- DIRECTIONS: Write the data out again, character for character, with no images.

■ ■ ■

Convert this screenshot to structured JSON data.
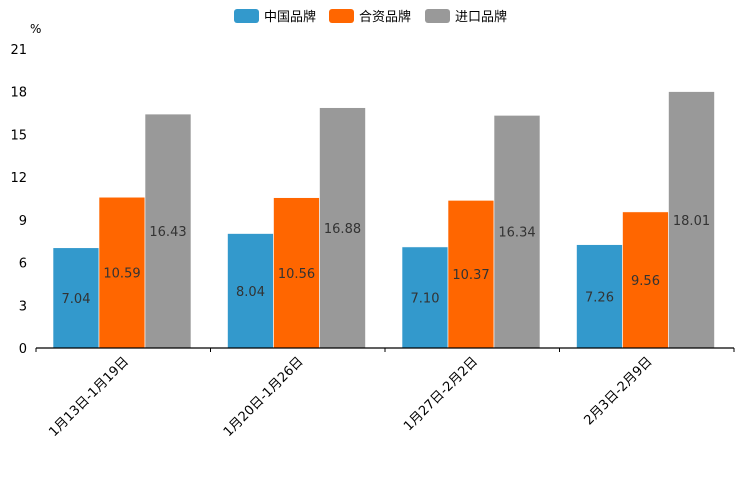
{
  "chart_data": {
    "type": "bar",
    "title": "",
    "xlabel": "",
    "ylabel": "%",
    "ylim": [
      0,
      21
    ],
    "yticks": [
      0,
      3,
      6,
      9,
      12,
      15,
      18,
      21
    ],
    "grid": false,
    "legend_position": "top-center",
    "categories": [
      "1月13日-1月19日",
      "1月20日-1月26日",
      "1月27日-2月2日",
      "2月3日-2月9日"
    ],
    "series": [
      {
        "name": "中国品牌",
        "color": "#3399cc",
        "values": [
          7.04,
          8.04,
          7.1,
          7.26
        ],
        "labels": [
          "7.04",
          "8.04",
          "7.10",
          "7.26"
        ]
      },
      {
        "name": "合资品牌",
        "color": "#ff6600",
        "values": [
          10.59,
          10.56,
          10.37,
          9.56
        ],
        "labels": [
          "10.59",
          "10.56",
          "10.37",
          "9.56"
        ]
      },
      {
        "name": "进口品牌",
        "color": "#999999",
        "values": [
          16.43,
          16.88,
          16.34,
          18.01
        ],
        "labels": [
          "16.43",
          "16.88",
          "16.34",
          "18.01"
        ]
      }
    ]
  }
}
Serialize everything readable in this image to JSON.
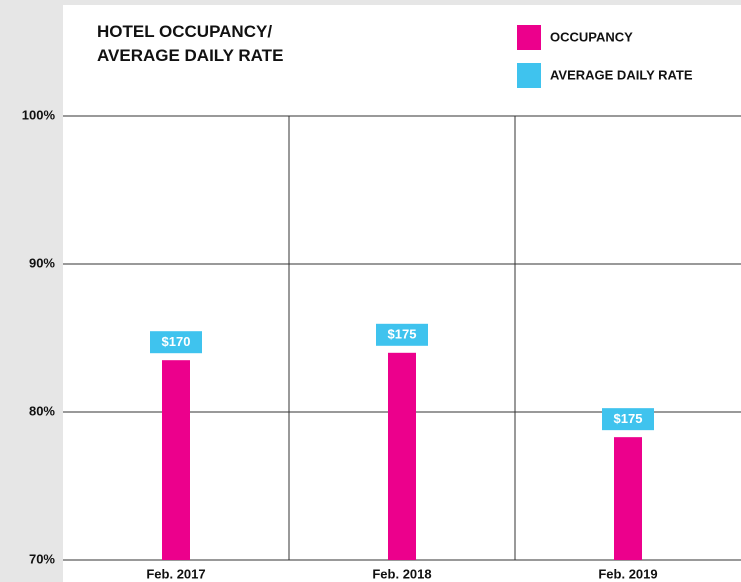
{
  "chart_data": {
    "type": "bar",
    "title": "HOTEL OCCUPANCY/\nAVERAGE DAILY RATE",
    "categories": [
      "Feb. 2017",
      "Feb. 2018",
      "Feb. 2019"
    ],
    "series": [
      {
        "name": "OCCUPANCY",
        "color": "#ec008c",
        "values": [
          83.5,
          84.0,
          78.3
        ]
      },
      {
        "name": "AVERAGE DAILY RATE",
        "color": "#3fc3ee",
        "values": [
          170,
          175,
          175
        ],
        "value_labels": [
          "$170",
          "$175",
          "$175"
        ]
      }
    ],
    "ylim": [
      70,
      100
    ],
    "yticks": [
      {
        "value": 70,
        "label": "70%"
      },
      {
        "value": 80,
        "label": "80%"
      },
      {
        "value": 90,
        "label": "90%"
      },
      {
        "value": 100,
        "label": "100%"
      }
    ],
    "grid": true,
    "legend": "top-right"
  }
}
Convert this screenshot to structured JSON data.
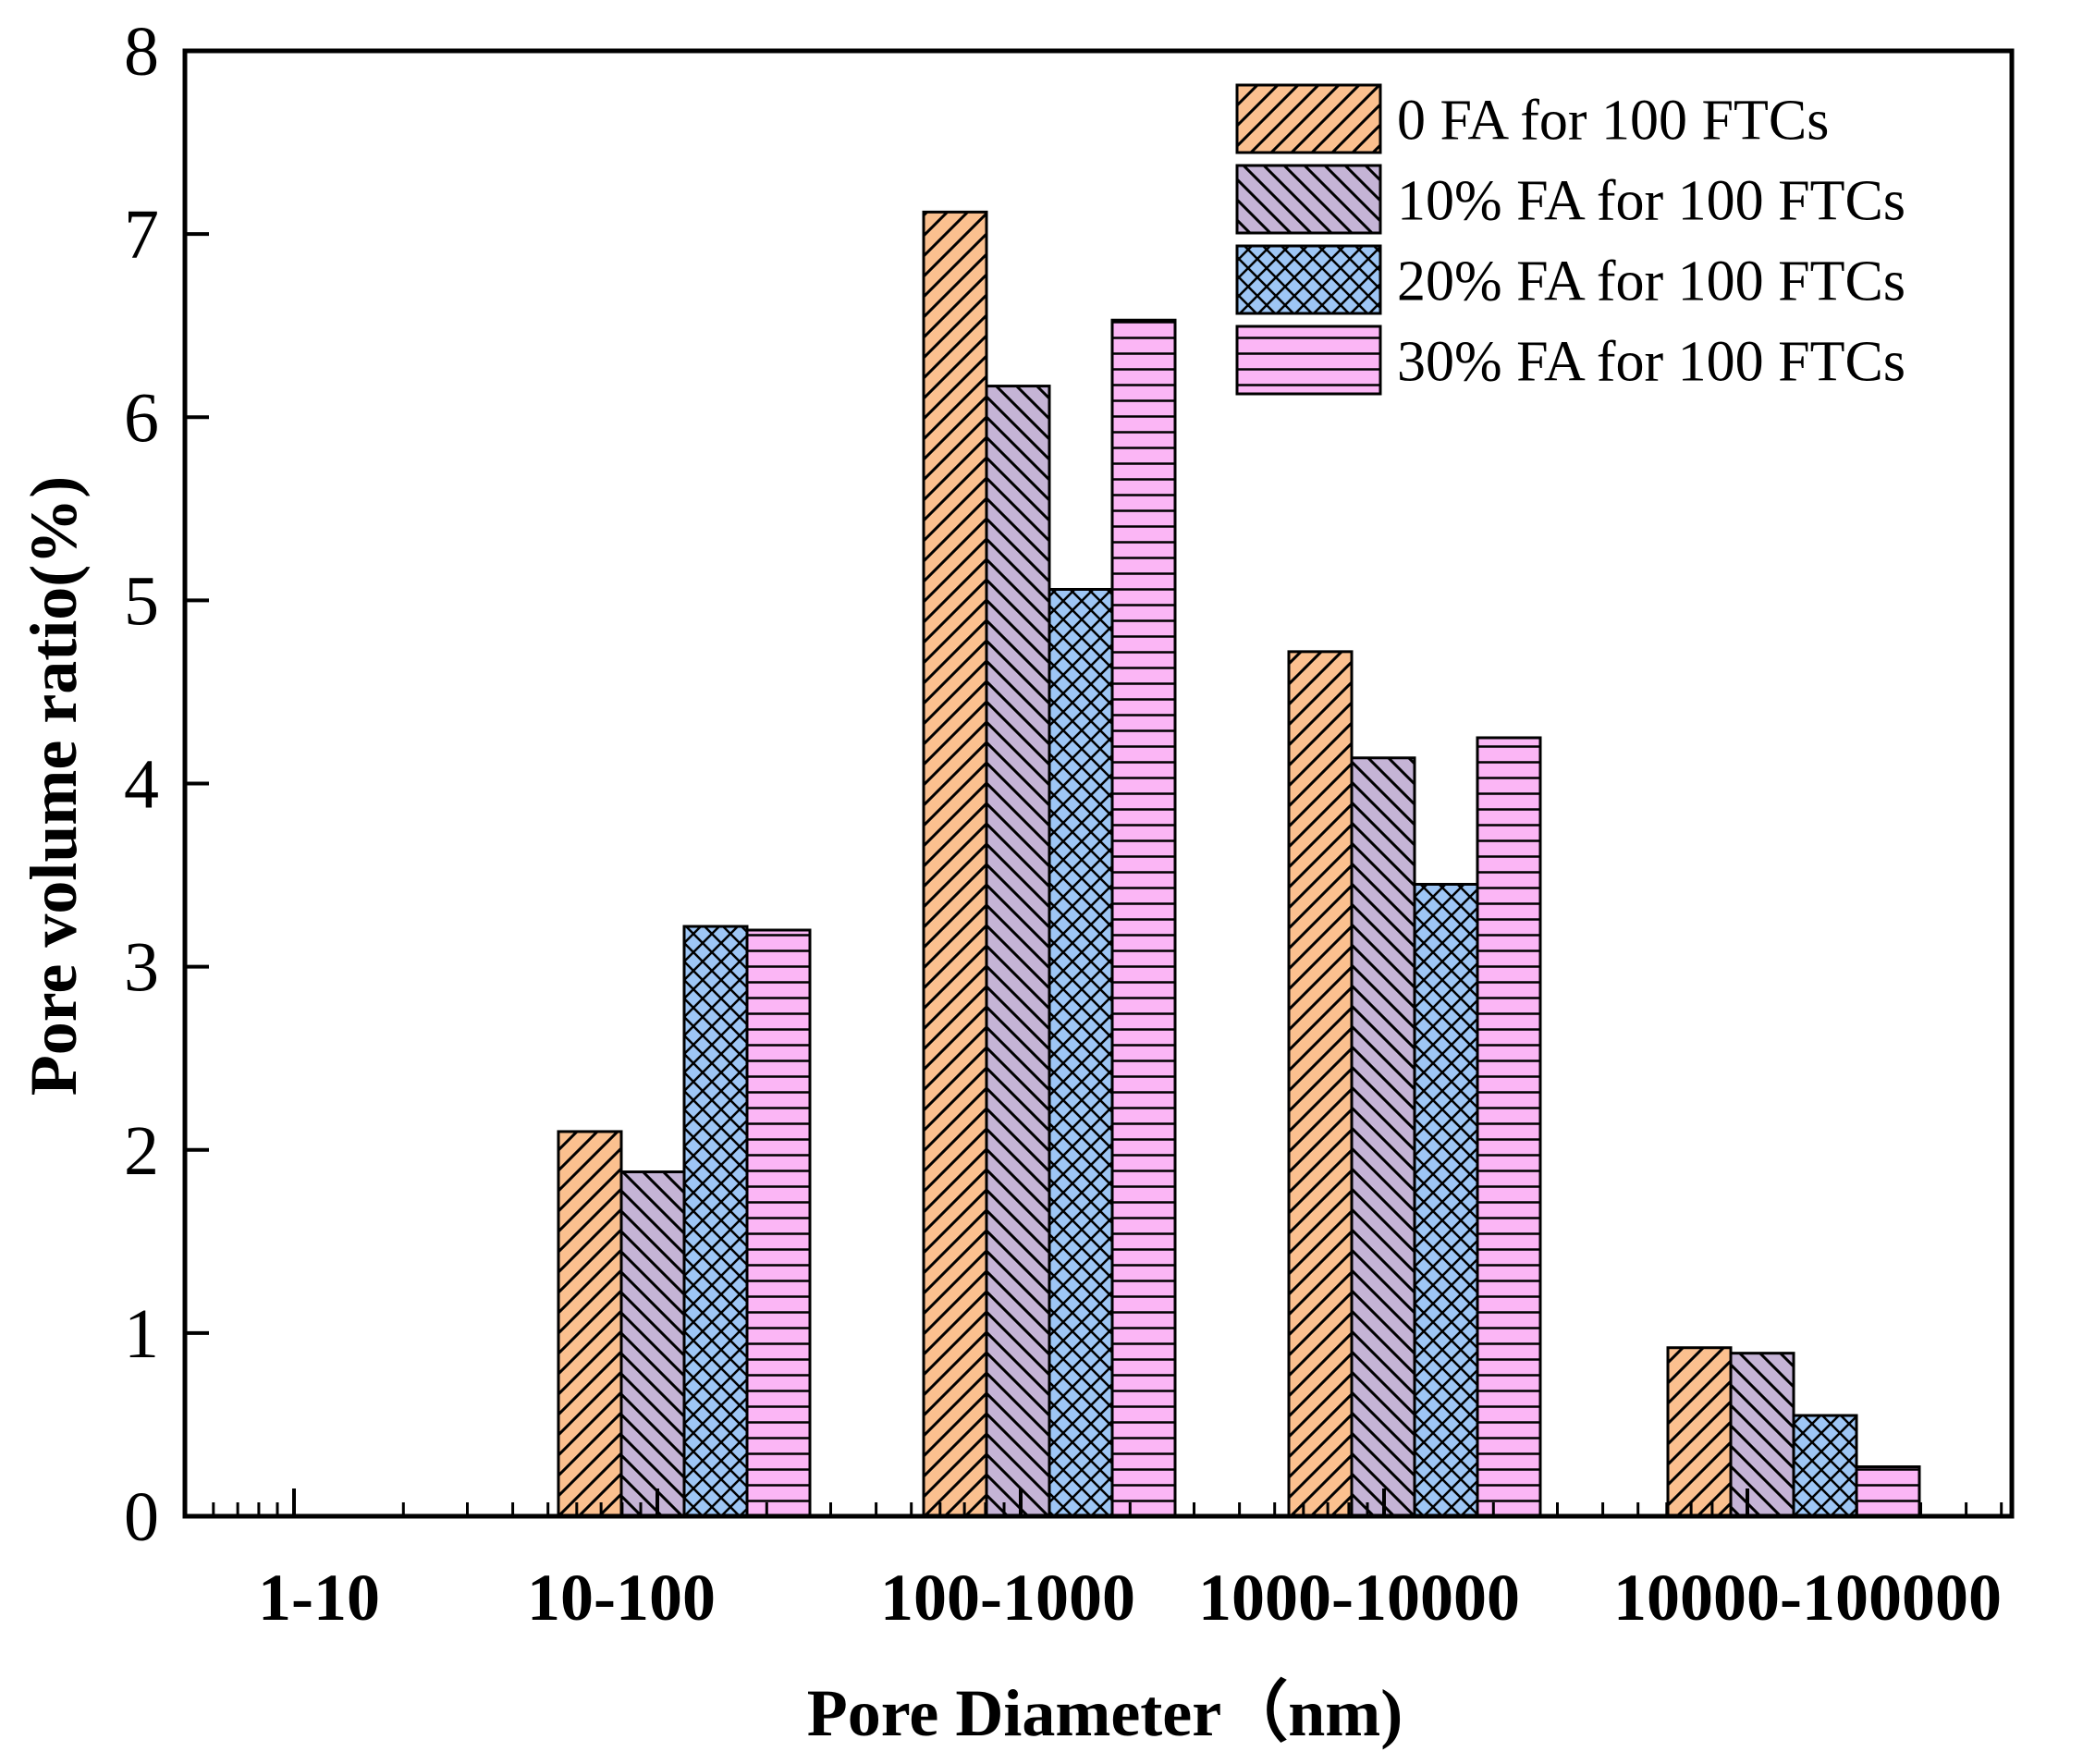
{
  "chart_data": {
    "type": "bar",
    "title": "",
    "xlabel": "Pore Diameter（nm)",
    "ylabel": "Pore volume ratio(%)",
    "ylim": [
      0,
      8
    ],
    "yticks": [
      "0",
      "1",
      "2",
      "3",
      "4",
      "5",
      "6",
      "7",
      "8"
    ],
    "categories": [
      "1-10",
      "10-100",
      "100-1000",
      "1000-10000",
      "10000-100000"
    ],
    "legend_position": "top-right",
    "series": [
      {
        "name": "0 FA for 100 FTCs",
        "color": "#fbc08f",
        "pattern": "diagonal-up",
        "values": [
          0,
          2.1,
          7.12,
          4.72,
          0.92
        ]
      },
      {
        "name": "10% FA for 100 FTCs",
        "color": "#c5b4d6",
        "pattern": "diagonal-down",
        "values": [
          0,
          1.88,
          6.17,
          4.14,
          0.89
        ]
      },
      {
        "name": "20% FA for 100 FTCs",
        "color": "#9ec6f5",
        "pattern": "crosshatch",
        "values": [
          0,
          3.22,
          5.06,
          3.45,
          0.55
        ]
      },
      {
        "name": "30% FA for 100 FTCs",
        "color": "#fbb6f5",
        "pattern": "horizontal",
        "values": [
          0,
          3.2,
          6.53,
          4.25,
          0.27
        ]
      }
    ]
  }
}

■ ■ ■

- EXPECTED ANSWER:
Convert this screenshot to structured JSON data.
{
  "chart_data": {
    "type": "bar",
    "title": "",
    "xlabel": "",
    "ylabel": "%",
    "ylim": [
      0,
      21
    ],
    "yticks": [
      0,
      3,
      6,
      9,
      12,
      15,
      18,
      21
    ],
    "grid": false,
    "legend_position": "top-center",
    "categories": [
      "1月13日-1月19日",
      "1月20日-1月26日",
      "1月27日-2月2日",
      "2月3日-2月9日"
    ],
    "series": [
      {
        "name": "中国品牌",
        "color": "#3399cc",
        "values": [
          7.04,
          8.04,
          7.1,
          7.26
        ],
        "labels": [
          "7.04",
          "8.04",
          "7.10",
          "7.26"
        ]
      },
      {
        "name": "合资品牌",
        "color": "#ff6600",
        "values": [
          10.59,
          10.56,
          10.37,
          9.56
        ],
        "labels": [
          "10.59",
          "10.56",
          "10.37",
          "9.56"
        ]
      },
      {
        "name": "进口品牌",
        "color": "#999999",
        "values": [
          16.43,
          16.88,
          16.34,
          18.01
        ],
        "labels": [
          "16.43",
          "16.88",
          "16.34",
          "18.01"
        ]
      }
    ]
  }
}
Serialize everything readable in this image to JSON.
{
  "chart_data": {
    "type": "bar",
    "title": "HOTEL OCCUPANCY/\nAVERAGE DAILY RATE",
    "categories": [
      "Feb. 2017",
      "Feb. 2018",
      "Feb. 2019"
    ],
    "series": [
      {
        "name": "OCCUPANCY",
        "color": "#ec008c",
        "values": [
          83.5,
          84.0,
          78.3
        ]
      },
      {
        "name": "AVERAGE DAILY RATE",
        "color": "#3fc3ee",
        "values": [
          170,
          175,
          175
        ],
        "value_labels": [
          "$170",
          "$175",
          "$175"
        ]
      }
    ],
    "ylim": [
      70,
      100
    ],
    "yticks": [
      {
        "value": 70,
        "label": "70%"
      },
      {
        "value": 80,
        "label": "80%"
      },
      {
        "value": 90,
        "label": "90%"
      },
      {
        "value": 100,
        "label": "100%"
      }
    ],
    "grid": true,
    "legend": "top-right"
  }
}
Convert this screenshot to structured JSON data.
{
  "chart_data": {
    "type": "bar",
    "title": "",
    "xlabel": "Pore Diameter（nm)",
    "ylabel": "Pore volume ratio(%)",
    "ylim": [
      0,
      8
    ],
    "yticks": [
      "0",
      "1",
      "2",
      "3",
      "4",
      "5",
      "6",
      "7",
      "8"
    ],
    "categories": [
      "1-10",
      "10-100",
      "100-1000",
      "1000-10000",
      "10000-100000"
    ],
    "legend_position": "top-right",
    "series": [
      {
        "name": "0 FA for 100 FTCs",
        "color": "#fbc08f",
        "pattern": "diagonal-up",
        "values": [
          0,
          2.1,
          7.12,
          4.72,
          0.92
        ]
      },
      {
        "name": "10% FA for 100 FTCs",
        "color": "#c5b4d6",
        "pattern": "diagonal-down",
        "values": [
          0,
          1.88,
          6.17,
          4.14,
          0.89
        ]
      },
      {
        "name": "20% FA for 100 FTCs",
        "color": "#9ec6f5",
        "pattern": "crosshatch",
        "values": [
          0,
          3.22,
          5.06,
          3.45,
          0.55
        ]
      },
      {
        "name": "30% FA for 100 FTCs",
        "color": "#fbb6f5",
        "pattern": "horizontal",
        "values": [
          0,
          3.2,
          6.53,
          4.25,
          0.27
        ]
      }
    ]
  }
}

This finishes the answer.